#### [Problem description]
Repeat the listing below in full, exactly as it stands.

━━━━━ Recorded information ━━━━━

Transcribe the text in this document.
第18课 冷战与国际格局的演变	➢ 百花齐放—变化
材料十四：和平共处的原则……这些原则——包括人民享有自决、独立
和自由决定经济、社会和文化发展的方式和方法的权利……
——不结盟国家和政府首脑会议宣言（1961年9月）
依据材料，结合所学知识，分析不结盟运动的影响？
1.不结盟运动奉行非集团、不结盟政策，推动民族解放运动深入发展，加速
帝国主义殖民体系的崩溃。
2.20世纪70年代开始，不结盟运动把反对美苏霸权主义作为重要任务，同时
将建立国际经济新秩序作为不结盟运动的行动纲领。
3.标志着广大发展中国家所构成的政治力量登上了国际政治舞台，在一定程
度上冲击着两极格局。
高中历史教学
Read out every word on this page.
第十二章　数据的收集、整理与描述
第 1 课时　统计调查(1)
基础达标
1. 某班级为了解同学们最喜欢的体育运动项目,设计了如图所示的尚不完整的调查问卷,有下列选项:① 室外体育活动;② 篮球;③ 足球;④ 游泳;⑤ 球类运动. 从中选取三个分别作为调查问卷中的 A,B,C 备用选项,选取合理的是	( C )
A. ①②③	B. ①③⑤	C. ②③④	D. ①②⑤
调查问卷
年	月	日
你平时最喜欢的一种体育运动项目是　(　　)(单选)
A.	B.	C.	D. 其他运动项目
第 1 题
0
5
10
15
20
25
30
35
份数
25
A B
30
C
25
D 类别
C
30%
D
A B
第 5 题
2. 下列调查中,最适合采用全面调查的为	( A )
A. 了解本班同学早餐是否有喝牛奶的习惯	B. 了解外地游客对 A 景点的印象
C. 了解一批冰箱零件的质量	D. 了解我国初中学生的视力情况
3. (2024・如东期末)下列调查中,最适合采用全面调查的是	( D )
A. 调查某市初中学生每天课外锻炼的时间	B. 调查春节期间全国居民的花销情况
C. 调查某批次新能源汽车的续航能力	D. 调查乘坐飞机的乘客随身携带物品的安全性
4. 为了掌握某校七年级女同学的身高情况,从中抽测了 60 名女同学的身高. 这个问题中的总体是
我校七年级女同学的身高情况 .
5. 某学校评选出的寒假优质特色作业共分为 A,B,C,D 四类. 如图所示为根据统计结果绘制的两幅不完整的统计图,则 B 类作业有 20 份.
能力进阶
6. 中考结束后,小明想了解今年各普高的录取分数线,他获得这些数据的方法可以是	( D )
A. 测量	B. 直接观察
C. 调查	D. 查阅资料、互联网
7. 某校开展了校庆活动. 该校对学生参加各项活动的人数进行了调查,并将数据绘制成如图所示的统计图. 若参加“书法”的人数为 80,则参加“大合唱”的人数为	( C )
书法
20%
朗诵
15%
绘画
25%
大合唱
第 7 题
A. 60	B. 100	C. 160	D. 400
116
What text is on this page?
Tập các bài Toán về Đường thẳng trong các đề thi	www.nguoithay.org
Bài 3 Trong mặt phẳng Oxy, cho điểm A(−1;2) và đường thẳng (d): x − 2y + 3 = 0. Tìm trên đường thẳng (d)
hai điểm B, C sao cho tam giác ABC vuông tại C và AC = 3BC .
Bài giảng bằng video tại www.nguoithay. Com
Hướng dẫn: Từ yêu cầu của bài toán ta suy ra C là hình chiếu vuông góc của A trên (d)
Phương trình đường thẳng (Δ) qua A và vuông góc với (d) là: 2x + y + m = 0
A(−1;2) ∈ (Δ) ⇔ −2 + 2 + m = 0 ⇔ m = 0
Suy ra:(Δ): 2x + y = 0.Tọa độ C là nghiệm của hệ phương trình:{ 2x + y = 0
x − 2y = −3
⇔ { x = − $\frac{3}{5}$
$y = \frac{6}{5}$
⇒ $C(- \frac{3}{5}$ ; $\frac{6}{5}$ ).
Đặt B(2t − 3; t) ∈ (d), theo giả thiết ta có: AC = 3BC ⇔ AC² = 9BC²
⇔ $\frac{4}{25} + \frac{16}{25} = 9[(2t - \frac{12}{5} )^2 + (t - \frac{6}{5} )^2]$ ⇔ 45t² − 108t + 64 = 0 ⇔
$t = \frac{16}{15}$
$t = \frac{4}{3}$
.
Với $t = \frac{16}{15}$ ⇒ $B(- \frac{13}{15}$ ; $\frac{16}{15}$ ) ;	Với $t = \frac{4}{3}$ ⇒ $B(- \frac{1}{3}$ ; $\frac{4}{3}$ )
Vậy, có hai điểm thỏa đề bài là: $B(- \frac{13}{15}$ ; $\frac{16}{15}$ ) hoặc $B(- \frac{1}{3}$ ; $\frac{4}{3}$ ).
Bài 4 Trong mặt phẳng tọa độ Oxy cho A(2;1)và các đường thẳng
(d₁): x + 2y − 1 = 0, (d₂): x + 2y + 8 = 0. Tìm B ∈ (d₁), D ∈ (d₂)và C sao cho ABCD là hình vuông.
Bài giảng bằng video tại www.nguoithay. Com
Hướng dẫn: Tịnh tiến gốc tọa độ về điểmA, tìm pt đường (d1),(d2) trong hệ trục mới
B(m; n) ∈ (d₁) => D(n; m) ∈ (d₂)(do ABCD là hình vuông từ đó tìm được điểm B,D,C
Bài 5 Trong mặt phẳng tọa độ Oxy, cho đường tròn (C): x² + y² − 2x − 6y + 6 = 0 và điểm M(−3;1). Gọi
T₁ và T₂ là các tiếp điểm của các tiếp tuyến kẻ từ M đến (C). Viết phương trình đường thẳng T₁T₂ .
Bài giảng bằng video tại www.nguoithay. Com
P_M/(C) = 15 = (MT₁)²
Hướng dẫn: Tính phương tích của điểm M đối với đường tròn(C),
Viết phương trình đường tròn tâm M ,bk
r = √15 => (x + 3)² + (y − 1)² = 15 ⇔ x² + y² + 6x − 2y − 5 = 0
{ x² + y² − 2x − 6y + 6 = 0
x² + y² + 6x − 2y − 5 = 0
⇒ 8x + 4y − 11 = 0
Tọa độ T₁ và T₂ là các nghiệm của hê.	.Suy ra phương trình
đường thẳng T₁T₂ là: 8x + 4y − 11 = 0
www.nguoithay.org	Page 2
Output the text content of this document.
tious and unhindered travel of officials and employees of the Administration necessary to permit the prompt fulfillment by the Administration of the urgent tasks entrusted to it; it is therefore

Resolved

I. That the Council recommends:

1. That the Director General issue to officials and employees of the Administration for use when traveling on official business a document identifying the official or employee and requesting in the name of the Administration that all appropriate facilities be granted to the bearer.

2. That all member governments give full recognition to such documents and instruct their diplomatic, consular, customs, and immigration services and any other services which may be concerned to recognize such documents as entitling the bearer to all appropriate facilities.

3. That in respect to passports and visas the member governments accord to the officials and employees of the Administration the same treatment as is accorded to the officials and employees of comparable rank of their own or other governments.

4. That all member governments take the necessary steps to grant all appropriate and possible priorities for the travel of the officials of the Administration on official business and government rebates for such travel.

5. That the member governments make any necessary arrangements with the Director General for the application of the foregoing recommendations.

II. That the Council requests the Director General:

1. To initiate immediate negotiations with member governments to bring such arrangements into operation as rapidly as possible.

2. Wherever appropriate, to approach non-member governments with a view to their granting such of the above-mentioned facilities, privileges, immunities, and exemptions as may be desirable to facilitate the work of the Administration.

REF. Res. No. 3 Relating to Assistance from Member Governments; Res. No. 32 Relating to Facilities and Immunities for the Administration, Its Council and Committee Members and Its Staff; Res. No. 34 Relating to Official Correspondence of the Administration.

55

━━━━━

#### [Expected output]
Transcribe the text in this document.
第18课 冷战与国际格局的演变	➢ 百花齐放—变化
材料十四：和平共处的原则……这些原则——包括人民享有自决、独立
和自由决定经济、社会和文化发展的方式和方法的权利……
——不结盟国家和政府首脑会议宣言（1961年9月）
依据材料，结合所学知识，分析不结盟运动的影响？
1.不结盟运动奉行非集团、不结盟政策，推动民族解放运动深入发展，加速
帝国主义殖民体系的崩溃。
2.20世纪70年代开始，不结盟运动把反对美苏霸权主义作为重要任务，同时
将建立国际经济新秩序作为不结盟运动的行动纲领。
3.标志着广大发展中国家所构成的政治力量登上了国际政治舞台，在一定程
度上冲击着两极格局。
高中历史教学
Read out every word on this page.
第十二章　数据的收集、整理与描述
第 1 课时　统计调查(1)
基础达标
1. 某班级为了解同学们最喜欢的体育运动项目,设计了如图所示的尚不完整的调查问卷,有下列选项:① 室外体育活动;② 篮球;③ 足球;④ 游泳;⑤ 球类运动. 从中选取三个分别作为调查问卷中的 A,B,C 备用选项,选取合理的是	( C )
A. ①②③	B. ①③⑤	C. ②③④	D. ①②⑤
调查问卷
年	月	日
你平时最喜欢的一种体育运动项目是　(　　)(单选)
A.	B.	C.	D. 其他运动项目
第 1 题
0
5
10
15
20
25
30
35
份数
25
A B
30
C
25
D 类别
C
30%
D
A B
第 5 题
2. 下列调查中,最适合采用全面调查的为	( A )
A. 了解本班同学早餐是否有喝牛奶的习惯	B. 了解外地游客对 A 景点的印象
C. 了解一批冰箱零件的质量	D. 了解我国初中学生的视力情况
3. (2024・如东期末)下列调查中,最适合采用全面调查的是	( D )
A. 调查某市初中学生每天课外锻炼的时间	B. 调查春节期间全国居民的花销情况
C. 调查某批次新能源汽车的续航能力	D. 调查乘坐飞机的乘客随身携带物品的安全性
4. 为了掌握某校七年级女同学的身高情况,从中抽测了 60 名女同学的身高. 这个问题中的总体是
我校七年级女同学的身高情况 .
5. 某学校评选出的寒假优质特色作业共分为 A,B,C,D 四类. 如图所示为根据统计结果绘制的两幅不完整的统计图,则 B 类作业有 20 份.
能力进阶
6. 中考结束后,小明想了解今年各普高的录取分数线,他获得这些数据的方法可以是	( D )
A. 测量	B. 直接观察
C. 调查	D. 查阅资料、互联网
7. 某校开展了校庆活动. 该校对学生参加各项活动的人数进行了调查,并将数据绘制成如图所示的统计图. 若参加“书法”的人数为 80,则参加“大合唱”的人数为	( C )
书法
20%
朗诵
15%
绘画
25%
大合唱
第 7 题
A. 60	B. 100	C. 160	D. 400
116
What text is on this page?
Tập các bài Toán về Đường thẳng trong các đề thi	www.nguoithay.org
Bài 3 Trong mặt phẳng Oxy, cho điểm A(−1;2) và đường thẳng (d): x − 2y + 3 = 0. Tìm trên đường thẳng (d)
hai điểm B, C sao cho tam giác ABC vuông tại C và AC = 3BC .
Bài giảng bằng video tại www.nguoithay. Com
Hướng dẫn: Từ yêu cầu của bài toán ta suy ra C là hình chiếu vuông góc của A trên (d)
Phương trình đường thẳng (Δ) qua A và vuông góc với (d) là: 2x + y + m = 0
A(−1;2) ∈ (Δ) ⇔ −2 + 2 + m = 0 ⇔ m = 0
Suy ra:(Δ): 2x + y = 0.Tọa độ C là nghiệm của hệ phương trình:{ 2x + y = 0
x − 2y = −3
⇔ { x = − $\frac{3}{5}$
$y = \frac{6}{5}$
⇒ $C(- \frac{3}{5}$ ; $\frac{6}{5}$ ).
Đặt B(2t − 3; t) ∈ (d), theo giả thiết ta có: AC = 3BC ⇔ AC² = 9BC²
⇔ $\frac{4}{25} + \frac{16}{25} = 9[(2t - \frac{12}{5} )^2 + (t - \frac{6}{5} )^2]$ ⇔ 45t² − 108t + 64 = 0 ⇔
$t = \frac{16}{15}$
$t = \frac{4}{3}$
.
Với $t = \frac{16}{15}$ ⇒ $B(- \frac{13}{15}$ ; $\frac{16}{15}$ ) ;	Với $t = \frac{4}{3}$ ⇒ $B(- \frac{1}{3}$ ; $\frac{4}{3}$ )
Vậy, có hai điểm thỏa đề bài là: $B(- \frac{13}{15}$ ; $\frac{16}{15}$ ) hoặc $B(- \frac{1}{3}$ ; $\frac{4}{3}$ ).
Bài 4 Trong mặt phẳng tọa độ Oxy cho A(2;1)và các đường thẳng
(d₁): x + 2y − 1 = 0, (d₂): x + 2y + 8 = 0. Tìm B ∈ (d₁), D ∈ (d₂)và C sao cho ABCD là hình vuông.
Bài giảng bằng video tại www.nguoithay. Com
Hướng dẫn: Tịnh tiến gốc tọa độ về điểmA, tìm pt đường (d1),(d2) trong hệ trục mới
B(m; n) ∈ (d₁) => D(n; m) ∈ (d₂)(do ABCD là hình vuông từ đó tìm được điểm B,D,C
Bài 5 Trong mặt phẳng tọa độ Oxy, cho đường tròn (C): x² + y² − 2x − 6y + 6 = 0 và điểm M(−3;1). Gọi
T₁ và T₂ là các tiếp điểm của các tiếp tuyến kẻ từ M đến (C). Viết phương trình đường thẳng T₁T₂ .
Bài giảng bằng video tại www.nguoithay. Com
P_M/(C) = 15 = (MT₁)²
Hướng dẫn: Tính phương tích của điểm M đối với đường tròn(C),
Viết phương trình đường tròn tâm M ,bk
r = √15 => (x + 3)² + (y − 1)² = 15 ⇔ x² + y² + 6x − 2y − 5 = 0
{ x² + y² − 2x − 6y + 6 = 0
x² + y² + 6x − 2y − 5 = 0
⇒ 8x + 4y − 11 = 0
Tọa độ T₁ và T₂ là các nghiệm của hê.	.Suy ra phương trình
đường thẳng T₁T₂ là: 8x + 4y − 11 = 0
www.nguoithay.org	Page 2
Output the text content of this document.
tious and unhindered travel of officials and employees of the Administration necessary to permit the prompt fulfillment by the Administration of the urgent tasks entrusted to it; it is therefore

Resolved

I. That the Council recommends:

1. That the Director General issue to officials and employees of the Administration for use when traveling on official business a document identifying the official or employee and requesting in the name of the Administration that all appropriate facilities be granted to the bearer.

2. That all member governments give full recognition to such documents and instruct their diplomatic, consular, customs, and immigration services and any other services which may be concerned to recognize such documents as entitling the bearer to all appropriate facilities.

3. That in respect to passports and visas the member governments accord to the officials and employees of the Administration the same treatment as is accorded to the officials and employees of comparable rank of their own or other governments.

4. That all member governments take the necessary steps to grant all appropriate and possible priorities for the travel of the officials of the Administration on official business and government rebates for such travel.

5. That the member governments make any necessary arrangements with the Director General for the application of the foregoing recommendations.

II. That the Council requests the Director General:

1. To initiate immediate negotiations with member governments to bring such arrangements into operation as rapidly as possible.

2. Wherever appropriate, to approach non-member governments with a view to their granting such of the above-mentioned facilities, privileges, immunities, and exemptions as may be desirable to facilitate the work of the Administration.

REF. Res. No. 3 Relating to Assistance from Member Governments; Res. No. 32 Relating to Facilities and Immunities for the Administration, Its Council and Committee Members and Its Staff; Res. No. 34 Relating to Official Correspondence of the Administration.

55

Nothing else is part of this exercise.